- Written exercise: Give the number of lines containing the word "McArdell", and nothing else.

[Records from a data collection]
-- Begin --
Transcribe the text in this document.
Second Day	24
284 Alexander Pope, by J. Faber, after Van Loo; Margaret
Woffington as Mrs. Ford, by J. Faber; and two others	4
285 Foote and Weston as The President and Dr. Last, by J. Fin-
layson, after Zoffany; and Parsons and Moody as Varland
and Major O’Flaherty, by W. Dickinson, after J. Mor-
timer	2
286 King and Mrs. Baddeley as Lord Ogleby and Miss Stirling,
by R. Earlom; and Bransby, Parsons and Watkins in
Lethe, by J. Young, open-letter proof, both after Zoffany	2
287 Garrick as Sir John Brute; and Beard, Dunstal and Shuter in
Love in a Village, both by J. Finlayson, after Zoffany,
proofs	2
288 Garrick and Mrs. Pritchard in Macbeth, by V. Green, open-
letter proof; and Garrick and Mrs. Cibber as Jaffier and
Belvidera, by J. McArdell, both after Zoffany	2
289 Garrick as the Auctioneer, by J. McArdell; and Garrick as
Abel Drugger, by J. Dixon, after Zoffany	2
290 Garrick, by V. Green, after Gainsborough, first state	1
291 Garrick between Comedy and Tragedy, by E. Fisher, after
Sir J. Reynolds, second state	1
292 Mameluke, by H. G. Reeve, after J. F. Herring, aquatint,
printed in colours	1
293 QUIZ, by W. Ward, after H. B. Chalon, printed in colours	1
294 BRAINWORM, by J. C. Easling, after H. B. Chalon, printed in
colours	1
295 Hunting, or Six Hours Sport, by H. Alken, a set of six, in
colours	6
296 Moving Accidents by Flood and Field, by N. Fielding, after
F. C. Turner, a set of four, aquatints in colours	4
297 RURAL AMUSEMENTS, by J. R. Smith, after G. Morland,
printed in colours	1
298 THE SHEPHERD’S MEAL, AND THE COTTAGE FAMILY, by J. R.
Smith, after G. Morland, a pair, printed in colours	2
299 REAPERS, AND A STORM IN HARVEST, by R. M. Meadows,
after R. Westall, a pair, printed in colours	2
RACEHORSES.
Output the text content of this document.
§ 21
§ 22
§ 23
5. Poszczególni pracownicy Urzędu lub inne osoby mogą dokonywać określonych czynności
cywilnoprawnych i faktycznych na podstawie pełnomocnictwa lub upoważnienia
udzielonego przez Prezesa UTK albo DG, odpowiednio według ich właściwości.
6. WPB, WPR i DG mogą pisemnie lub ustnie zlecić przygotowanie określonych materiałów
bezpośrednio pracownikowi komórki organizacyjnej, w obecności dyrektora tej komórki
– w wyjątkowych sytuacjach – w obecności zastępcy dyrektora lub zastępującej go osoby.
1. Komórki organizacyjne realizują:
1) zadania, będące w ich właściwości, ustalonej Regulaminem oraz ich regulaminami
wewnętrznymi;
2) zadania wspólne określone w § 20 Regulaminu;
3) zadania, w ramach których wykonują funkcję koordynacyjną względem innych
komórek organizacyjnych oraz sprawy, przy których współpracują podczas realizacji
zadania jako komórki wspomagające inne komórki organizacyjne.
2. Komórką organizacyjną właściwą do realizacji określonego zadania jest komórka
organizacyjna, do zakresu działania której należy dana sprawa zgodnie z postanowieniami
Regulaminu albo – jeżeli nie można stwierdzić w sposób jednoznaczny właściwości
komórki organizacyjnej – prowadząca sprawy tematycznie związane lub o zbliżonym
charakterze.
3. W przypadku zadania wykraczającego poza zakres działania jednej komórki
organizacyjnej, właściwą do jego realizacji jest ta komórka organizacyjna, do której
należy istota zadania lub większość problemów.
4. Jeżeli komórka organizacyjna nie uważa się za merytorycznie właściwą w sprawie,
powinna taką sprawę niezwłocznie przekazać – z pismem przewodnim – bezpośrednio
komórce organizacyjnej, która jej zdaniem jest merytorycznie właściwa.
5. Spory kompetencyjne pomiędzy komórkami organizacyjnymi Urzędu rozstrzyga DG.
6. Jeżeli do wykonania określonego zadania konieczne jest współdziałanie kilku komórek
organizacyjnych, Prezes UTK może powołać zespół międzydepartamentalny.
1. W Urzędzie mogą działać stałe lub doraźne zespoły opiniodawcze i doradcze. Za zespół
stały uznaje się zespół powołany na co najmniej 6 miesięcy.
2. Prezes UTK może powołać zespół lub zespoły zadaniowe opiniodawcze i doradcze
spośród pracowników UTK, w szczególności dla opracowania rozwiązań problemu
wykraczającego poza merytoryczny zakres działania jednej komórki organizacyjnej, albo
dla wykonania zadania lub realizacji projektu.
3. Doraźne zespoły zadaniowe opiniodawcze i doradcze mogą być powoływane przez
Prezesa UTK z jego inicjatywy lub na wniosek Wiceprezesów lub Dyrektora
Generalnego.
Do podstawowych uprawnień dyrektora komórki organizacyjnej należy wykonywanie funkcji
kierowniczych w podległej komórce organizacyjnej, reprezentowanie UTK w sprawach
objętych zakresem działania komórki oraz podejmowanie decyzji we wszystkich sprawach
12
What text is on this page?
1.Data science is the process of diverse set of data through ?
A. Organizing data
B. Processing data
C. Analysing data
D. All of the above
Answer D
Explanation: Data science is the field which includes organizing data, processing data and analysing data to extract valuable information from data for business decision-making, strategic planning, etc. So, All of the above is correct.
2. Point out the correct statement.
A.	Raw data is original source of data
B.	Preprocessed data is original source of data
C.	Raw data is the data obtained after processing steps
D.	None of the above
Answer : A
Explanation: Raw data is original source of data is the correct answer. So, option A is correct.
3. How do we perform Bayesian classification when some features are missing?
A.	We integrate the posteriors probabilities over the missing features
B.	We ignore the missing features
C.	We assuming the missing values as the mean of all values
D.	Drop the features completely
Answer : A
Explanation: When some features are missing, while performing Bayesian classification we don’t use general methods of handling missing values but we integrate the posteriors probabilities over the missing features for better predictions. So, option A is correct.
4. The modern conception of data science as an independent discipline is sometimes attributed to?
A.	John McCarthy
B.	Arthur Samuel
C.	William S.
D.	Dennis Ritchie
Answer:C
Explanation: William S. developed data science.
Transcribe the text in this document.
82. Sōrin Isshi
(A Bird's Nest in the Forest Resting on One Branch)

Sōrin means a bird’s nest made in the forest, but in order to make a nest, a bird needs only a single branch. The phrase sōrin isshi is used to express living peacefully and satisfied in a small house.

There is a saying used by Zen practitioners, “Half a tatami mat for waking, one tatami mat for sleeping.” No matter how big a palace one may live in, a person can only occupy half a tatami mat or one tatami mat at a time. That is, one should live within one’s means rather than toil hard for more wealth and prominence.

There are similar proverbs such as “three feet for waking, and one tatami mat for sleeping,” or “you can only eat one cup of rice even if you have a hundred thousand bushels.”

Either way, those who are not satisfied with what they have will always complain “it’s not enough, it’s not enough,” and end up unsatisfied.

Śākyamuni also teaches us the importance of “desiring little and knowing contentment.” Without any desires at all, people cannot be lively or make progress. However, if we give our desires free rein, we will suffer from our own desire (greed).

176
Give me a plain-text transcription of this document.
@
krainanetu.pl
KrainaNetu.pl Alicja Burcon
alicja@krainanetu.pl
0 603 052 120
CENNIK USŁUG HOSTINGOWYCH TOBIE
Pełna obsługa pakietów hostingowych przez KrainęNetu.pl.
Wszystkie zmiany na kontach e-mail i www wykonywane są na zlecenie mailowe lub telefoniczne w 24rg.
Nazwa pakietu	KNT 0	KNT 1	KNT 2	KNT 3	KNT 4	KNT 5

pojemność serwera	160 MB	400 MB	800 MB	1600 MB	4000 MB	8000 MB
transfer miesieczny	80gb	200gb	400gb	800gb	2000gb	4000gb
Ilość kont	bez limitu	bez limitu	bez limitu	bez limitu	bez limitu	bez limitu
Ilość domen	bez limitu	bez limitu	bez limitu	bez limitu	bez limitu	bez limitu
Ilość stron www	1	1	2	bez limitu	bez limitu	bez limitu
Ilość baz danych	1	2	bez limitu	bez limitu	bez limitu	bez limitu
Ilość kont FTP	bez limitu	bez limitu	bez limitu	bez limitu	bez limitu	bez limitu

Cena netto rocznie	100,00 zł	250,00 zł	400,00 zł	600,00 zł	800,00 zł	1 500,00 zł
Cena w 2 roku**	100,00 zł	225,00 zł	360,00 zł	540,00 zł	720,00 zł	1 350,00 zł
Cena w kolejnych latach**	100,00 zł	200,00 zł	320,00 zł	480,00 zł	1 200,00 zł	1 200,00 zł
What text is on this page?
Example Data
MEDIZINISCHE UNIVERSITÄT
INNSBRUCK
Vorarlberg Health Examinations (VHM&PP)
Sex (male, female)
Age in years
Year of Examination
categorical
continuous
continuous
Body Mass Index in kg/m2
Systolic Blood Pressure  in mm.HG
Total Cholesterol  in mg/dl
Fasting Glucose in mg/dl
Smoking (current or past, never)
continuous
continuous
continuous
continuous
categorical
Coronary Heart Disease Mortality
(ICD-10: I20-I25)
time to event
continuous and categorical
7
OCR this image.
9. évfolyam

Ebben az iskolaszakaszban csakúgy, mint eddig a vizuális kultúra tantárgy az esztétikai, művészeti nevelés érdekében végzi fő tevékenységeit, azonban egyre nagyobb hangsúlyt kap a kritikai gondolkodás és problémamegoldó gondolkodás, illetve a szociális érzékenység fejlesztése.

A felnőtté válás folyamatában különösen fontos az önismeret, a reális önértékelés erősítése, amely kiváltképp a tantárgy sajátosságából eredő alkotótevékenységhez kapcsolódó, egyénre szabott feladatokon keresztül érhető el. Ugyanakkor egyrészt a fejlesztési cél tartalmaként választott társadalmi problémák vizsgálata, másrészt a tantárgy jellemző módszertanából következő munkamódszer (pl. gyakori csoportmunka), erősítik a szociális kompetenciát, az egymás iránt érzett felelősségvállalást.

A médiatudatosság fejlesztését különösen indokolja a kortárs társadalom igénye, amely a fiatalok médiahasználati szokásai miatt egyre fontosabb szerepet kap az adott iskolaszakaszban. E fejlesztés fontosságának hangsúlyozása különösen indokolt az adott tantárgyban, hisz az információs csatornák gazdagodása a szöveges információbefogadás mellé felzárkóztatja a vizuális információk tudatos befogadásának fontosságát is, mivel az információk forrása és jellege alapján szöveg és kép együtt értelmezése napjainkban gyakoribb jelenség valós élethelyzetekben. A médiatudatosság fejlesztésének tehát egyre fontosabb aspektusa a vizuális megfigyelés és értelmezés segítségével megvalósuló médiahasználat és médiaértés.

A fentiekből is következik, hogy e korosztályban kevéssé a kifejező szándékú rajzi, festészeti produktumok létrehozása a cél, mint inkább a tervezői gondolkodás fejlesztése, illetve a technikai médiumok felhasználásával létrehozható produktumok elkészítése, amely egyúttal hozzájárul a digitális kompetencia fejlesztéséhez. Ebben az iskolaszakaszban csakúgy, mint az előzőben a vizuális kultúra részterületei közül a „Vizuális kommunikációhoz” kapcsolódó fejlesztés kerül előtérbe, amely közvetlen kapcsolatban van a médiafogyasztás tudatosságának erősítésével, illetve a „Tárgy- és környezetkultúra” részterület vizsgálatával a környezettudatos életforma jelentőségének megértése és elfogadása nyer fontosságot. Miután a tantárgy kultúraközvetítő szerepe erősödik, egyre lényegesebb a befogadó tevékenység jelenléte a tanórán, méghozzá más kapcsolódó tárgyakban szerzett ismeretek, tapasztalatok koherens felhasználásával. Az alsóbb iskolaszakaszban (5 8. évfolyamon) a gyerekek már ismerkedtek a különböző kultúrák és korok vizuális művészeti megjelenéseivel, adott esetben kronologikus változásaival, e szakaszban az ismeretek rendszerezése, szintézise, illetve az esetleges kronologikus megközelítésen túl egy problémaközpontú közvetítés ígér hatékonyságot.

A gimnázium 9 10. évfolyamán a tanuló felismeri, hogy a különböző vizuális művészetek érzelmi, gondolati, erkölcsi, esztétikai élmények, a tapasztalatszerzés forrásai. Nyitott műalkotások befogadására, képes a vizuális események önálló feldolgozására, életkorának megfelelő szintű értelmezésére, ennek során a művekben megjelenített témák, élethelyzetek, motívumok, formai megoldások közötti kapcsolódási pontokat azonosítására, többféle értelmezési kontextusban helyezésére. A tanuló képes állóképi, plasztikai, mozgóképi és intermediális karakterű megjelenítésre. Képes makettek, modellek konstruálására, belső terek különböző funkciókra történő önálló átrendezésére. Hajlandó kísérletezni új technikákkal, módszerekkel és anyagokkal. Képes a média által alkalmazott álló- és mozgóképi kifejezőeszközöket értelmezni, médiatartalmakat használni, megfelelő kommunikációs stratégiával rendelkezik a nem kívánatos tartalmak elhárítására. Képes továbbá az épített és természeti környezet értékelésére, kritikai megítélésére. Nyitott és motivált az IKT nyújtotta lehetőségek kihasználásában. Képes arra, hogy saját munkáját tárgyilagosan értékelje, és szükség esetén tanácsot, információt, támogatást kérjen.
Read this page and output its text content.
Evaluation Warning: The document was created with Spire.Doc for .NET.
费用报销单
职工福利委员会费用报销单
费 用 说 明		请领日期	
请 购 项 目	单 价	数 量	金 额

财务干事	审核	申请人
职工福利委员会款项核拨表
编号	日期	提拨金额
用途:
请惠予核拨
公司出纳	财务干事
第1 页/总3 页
-- End --
- Response to the exercise: 2